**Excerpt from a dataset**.

— start —

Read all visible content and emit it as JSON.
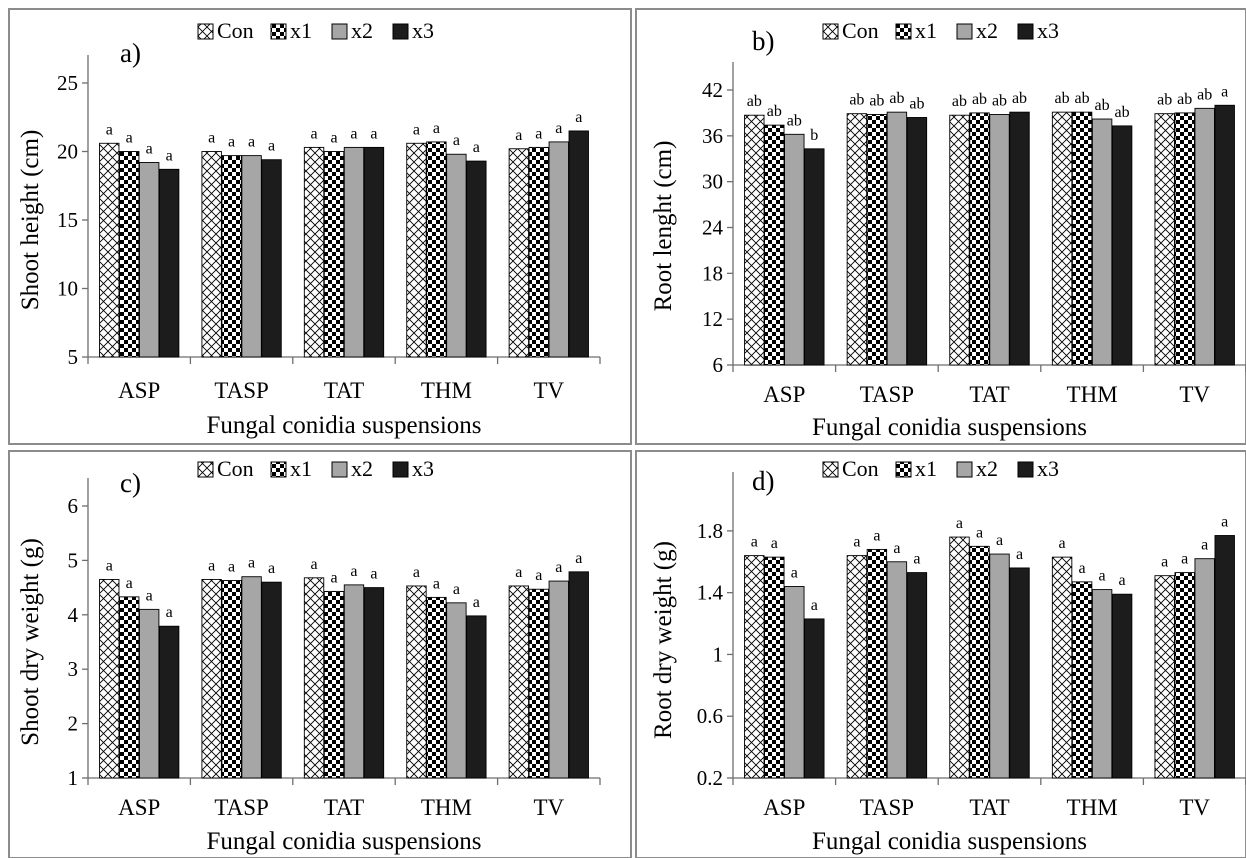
{
  "legend_series": [
    "Con",
    "x1",
    "x2",
    "x3"
  ],
  "chart_data": [
    {
      "type": "bar",
      "panel_label": "a)",
      "categories": [
        "ASP",
        "TASP",
        "TAT",
        "THM",
        "TV"
      ],
      "xlabel": "Fungal conidia suspensions",
      "ylabel": "Shoot height (cm)",
      "ylim": [
        5,
        25
      ],
      "yticks": [
        5,
        10,
        15,
        20,
        25
      ],
      "legend_placement": "top",
      "grid": false,
      "series": [
        {
          "name": "Con",
          "values": [
            20.6,
            20.0,
            20.3,
            20.6,
            20.2
          ],
          "letters": [
            "a",
            "a",
            "a",
            "a",
            "a"
          ]
        },
        {
          "name": "x1",
          "values": [
            20.0,
            19.7,
            20.0,
            20.7,
            20.3
          ],
          "letters": [
            "a",
            "a",
            "a",
            "a",
            "a"
          ]
        },
        {
          "name": "x2",
          "values": [
            19.2,
            19.7,
            20.3,
            19.8,
            20.7
          ],
          "letters": [
            "a",
            "a",
            "a",
            "a",
            "a"
          ]
        },
        {
          "name": "x3",
          "values": [
            18.7,
            19.4,
            20.3,
            19.3,
            21.5
          ],
          "letters": [
            "a",
            "a",
            "a",
            "a",
            "a"
          ]
        }
      ]
    },
    {
      "type": "bar",
      "panel_label": "b)",
      "categories": [
        "ASP",
        "TASP",
        "TAT",
        "THM",
        "TV"
      ],
      "xlabel": "Fungal conidia suspensions",
      "ylabel": "Root lenght (cm)",
      "ylim": [
        6,
        42
      ],
      "yticks": [
        6,
        12,
        18,
        24,
        30,
        36,
        42
      ],
      "legend_placement": "top",
      "grid": false,
      "series": [
        {
          "name": "Con",
          "values": [
            38.7,
            38.9,
            38.7,
            39.1,
            38.9
          ],
          "letters": [
            "ab",
            "ab",
            "ab",
            "ab",
            "ab"
          ]
        },
        {
          "name": "x1",
          "values": [
            37.4,
            38.8,
            39.0,
            39.1,
            39.0
          ],
          "letters": [
            "ab",
            "ab",
            "ab",
            "ab",
            "ab"
          ]
        },
        {
          "name": "x2",
          "values": [
            36.2,
            39.1,
            38.8,
            38.2,
            39.6
          ],
          "letters": [
            "ab",
            "ab",
            "ab",
            "ab",
            "ab"
          ]
        },
        {
          "name": "x3",
          "values": [
            34.3,
            38.4,
            39.1,
            37.3,
            40.0
          ],
          "letters": [
            "b",
            "ab",
            "ab",
            "ab",
            "a"
          ]
        }
      ]
    },
    {
      "type": "bar",
      "panel_label": "c)",
      "categories": [
        "ASP",
        "TASP",
        "TAT",
        "THM",
        "TV"
      ],
      "xlabel": "Fungal conidia suspensions",
      "ylabel": "Shoot dry weight (g)",
      "ylim": [
        1,
        6
      ],
      "yticks": [
        1,
        2,
        3,
        4,
        5,
        6
      ],
      "legend_placement": "top",
      "grid": false,
      "series": [
        {
          "name": "Con",
          "values": [
            4.65,
            4.65,
            4.68,
            4.53,
            4.53
          ],
          "letters": [
            "a",
            "a",
            "a",
            "a",
            "a"
          ]
        },
        {
          "name": "x1",
          "values": [
            4.33,
            4.63,
            4.43,
            4.32,
            4.47
          ],
          "letters": [
            "a",
            "a",
            "a",
            "a",
            "a"
          ]
        },
        {
          "name": "x2",
          "values": [
            4.1,
            4.7,
            4.55,
            4.22,
            4.62
          ],
          "letters": [
            "a",
            "a",
            "a",
            "a",
            "a"
          ]
        },
        {
          "name": "x3",
          "values": [
            3.79,
            4.6,
            4.5,
            3.98,
            4.79
          ],
          "letters": [
            "a",
            "a",
            "a",
            "a",
            "a"
          ]
        }
      ]
    },
    {
      "type": "bar",
      "panel_label": "d)",
      "categories": [
        "ASP",
        "TASP",
        "TAT",
        "THM",
        "TV"
      ],
      "xlabel": "Fungal conidia suspensions",
      "ylabel": "Root dry weight (g)",
      "ylim": [
        0.2,
        2.0
      ],
      "yticks": [
        0.2,
        0.6,
        1,
        1.4,
        1.8
      ],
      "legend_placement": "top",
      "grid": false,
      "series": [
        {
          "name": "Con",
          "values": [
            1.64,
            1.64,
            1.76,
            1.63,
            1.51
          ],
          "letters": [
            "a",
            "a",
            "a",
            "a",
            "a"
          ]
        },
        {
          "name": "x1",
          "values": [
            1.63,
            1.68,
            1.7,
            1.47,
            1.53
          ],
          "letters": [
            "a",
            "a",
            "a",
            "a",
            "a"
          ]
        },
        {
          "name": "x2",
          "values": [
            1.44,
            1.6,
            1.65,
            1.42,
            1.62
          ],
          "letters": [
            "a",
            "a",
            "a",
            "a",
            "a"
          ]
        },
        {
          "name": "x3",
          "values": [
            1.23,
            1.53,
            1.56,
            1.39,
            1.77
          ],
          "letters": [
            "a",
            "a",
            "a",
            "a",
            "a"
          ]
        }
      ]
    }
  ]
}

— end —

**Written task**.
The listing above must be printed again exactly, minus its pictures.

**Written answer**.
Read all visible content and emit it as JSON.
{
  "legend_series": [
    "Con",
    "x1",
    "x2",
    "x3"
  ],
  "chart_data": [
    {
      "type": "bar",
      "panel_label": "a)",
      "categories": [
        "ASP",
        "TASP",
        "TAT",
        "THM",
        "TV"
      ],
      "xlabel": "Fungal conidia suspensions",
      "ylabel": "Shoot height (cm)",
      "ylim": [
        5,
        25
      ],
      "yticks": [
        5,
        10,
        15,
        20,
        25
      ],
      "legend_placement": "top",
      "grid": false,
      "series": [
        {
          "name": "Con",
          "values": [
            20.6,
            20.0,
            20.3,
            20.6,
            20.2
          ],
          "letters": [
            "a",
            "a",
            "a",
            "a",
            "a"
          ]
        },
        {
          "name": "x1",
          "values": [
            20.0,
            19.7,
            20.0,
            20.7,
            20.3
          ],
          "letters": [
            "a",
            "a",
            "a",
            "a",
            "a"
          ]
        },
        {
          "name": "x2",
          "values": [
            19.2,
            19.7,
            20.3,
            19.8,
            20.7
          ],
          "letters": [
            "a",
            "a",
            "a",
            "a",
            "a"
          ]
        },
        {
          "name": "x3",
          "values": [
            18.7,
            19.4,
            20.3,
            19.3,
            21.5
          ],
          "letters": [
            "a",
            "a",
            "a",
            "a",
            "a"
          ]
        }
      ]
    },
    {
      "type": "bar",
      "panel_label": "b)",
      "categories": [
        "ASP",
        "TASP",
        "TAT",
        "THM",
        "TV"
      ],
      "xlabel": "Fungal conidia suspensions",
      "ylabel": "Root lenght (cm)",
      "ylim": [
        6,
        42
      ],
      "yticks": [
        6,
        12,
        18,
        24,
        30,
        36,
        42
      ],
      "legend_placement": "top",
      "grid": false,
      "series": [
        {
          "name": "Con",
          "values": [
            38.7,
            38.9,
            38.7,
            39.1,
            38.9
          ],
          "letters": [
            "ab",
            "ab",
            "ab",
            "ab",
            "ab"
          ]
        },
        {
          "name": "x1",
          "values": [
            37.4,
            38.8,
            39.0,
            39.1,
            39.0
          ],
          "letters": [
            "ab",
            "ab",
            "ab",
            "ab",
            "ab"
          ]
        },
        {
          "name": "x2",
          "values": [
            36.2,
            39.1,
            38.8,
            38.2,
            39.6
          ],
          "letters": [
            "ab",
            "ab",
            "ab",
            "ab",
            "ab"
          ]
        },
        {
          "name": "x3",
          "values": [
            34.3,
            38.4,
            39.1,
            37.3,
            40.0
          ],
          "letters": [
            "b",
            "ab",
            "ab",
            "ab",
            "a"
          ]
        }
      ]
    },
    {
      "type": "bar",
      "panel_label": "c)",
      "categories": [
        "ASP",
        "TASP",
        "TAT",
        "THM",
        "TV"
      ],
      "xlabel": "Fungal conidia suspensions",
      "ylabel": "Shoot dry weight (g)",
      "ylim": [
        1,
        6
      ],
      "yticks": [
        1,
        2,
        3,
        4,
        5,
        6
      ],
      "legend_placement": "top",
      "grid": false,
      "series": [
        {
          "name": "Con",
          "values": [
            4.65,
            4.65,
            4.68,
            4.53,
            4.53
          ],
          "letters": [
            "a",
            "a",
            "a",
            "a",
            "a"
          ]
        },
        {
          "name": "x1",
          "values": [
            4.33,
            4.63,
            4.43,
            4.32,
            4.47
          ],
          "letters": [
            "a",
            "a",
            "a",
            "a",
            "a"
          ]
        },
        {
          "name": "x2",
          "values": [
            4.1,
            4.7,
            4.55,
            4.22,
            4.62
          ],
          "letters": [
            "a",
            "a",
            "a",
            "a",
            "a"
          ]
        },
        {
          "name": "x3",
          "values": [
            3.79,
            4.6,
            4.5,
            3.98,
            4.79
          ],
          "letters": [
            "a",
            "a",
            "a",
            "a",
            "a"
          ]
        }
      ]
    },
    {
      "type": "bar",
      "panel_label": "d)",
      "categories": [
        "ASP",
        "TASP",
        "TAT",
        "THM",
        "TV"
      ],
      "xlabel": "Fungal conidia suspensions",
      "ylabel": "Root dry weight (g)",
      "ylim": [
        0.2,
        2.0
      ],
      "yticks": [
        0.2,
        0.6,
        1,
        1.4,
        1.8
      ],
      "legend_placement": "top",
      "grid": false,
      "series": [
        {
          "name": "Con",
          "values": [
            1.64,
            1.64,
            1.76,
            1.63,
            1.51
          ],
          "letters": [
            "a",
            "a",
            "a",
            "a",
            "a"
          ]
        },
        {
          "name": "x1",
          "values": [
            1.63,
            1.68,
            1.7,
            1.47,
            1.53
          ],
          "letters": [
            "a",
            "a",
            "a",
            "a",
            "a"
          ]
        },
        {
          "name": "x2",
          "values": [
            1.44,
            1.6,
            1.65,
            1.42,
            1.62
          ],
          "letters": [
            "a",
            "a",
            "a",
            "a",
            "a"
          ]
        },
        {
          "name": "x3",
          "values": [
            1.23,
            1.53,
            1.56,
            1.39,
            1.77
          ],
          "letters": [
            "a",
            "a",
            "a",
            "a",
            "a"
          ]
        }
      ]
    }
  ]
}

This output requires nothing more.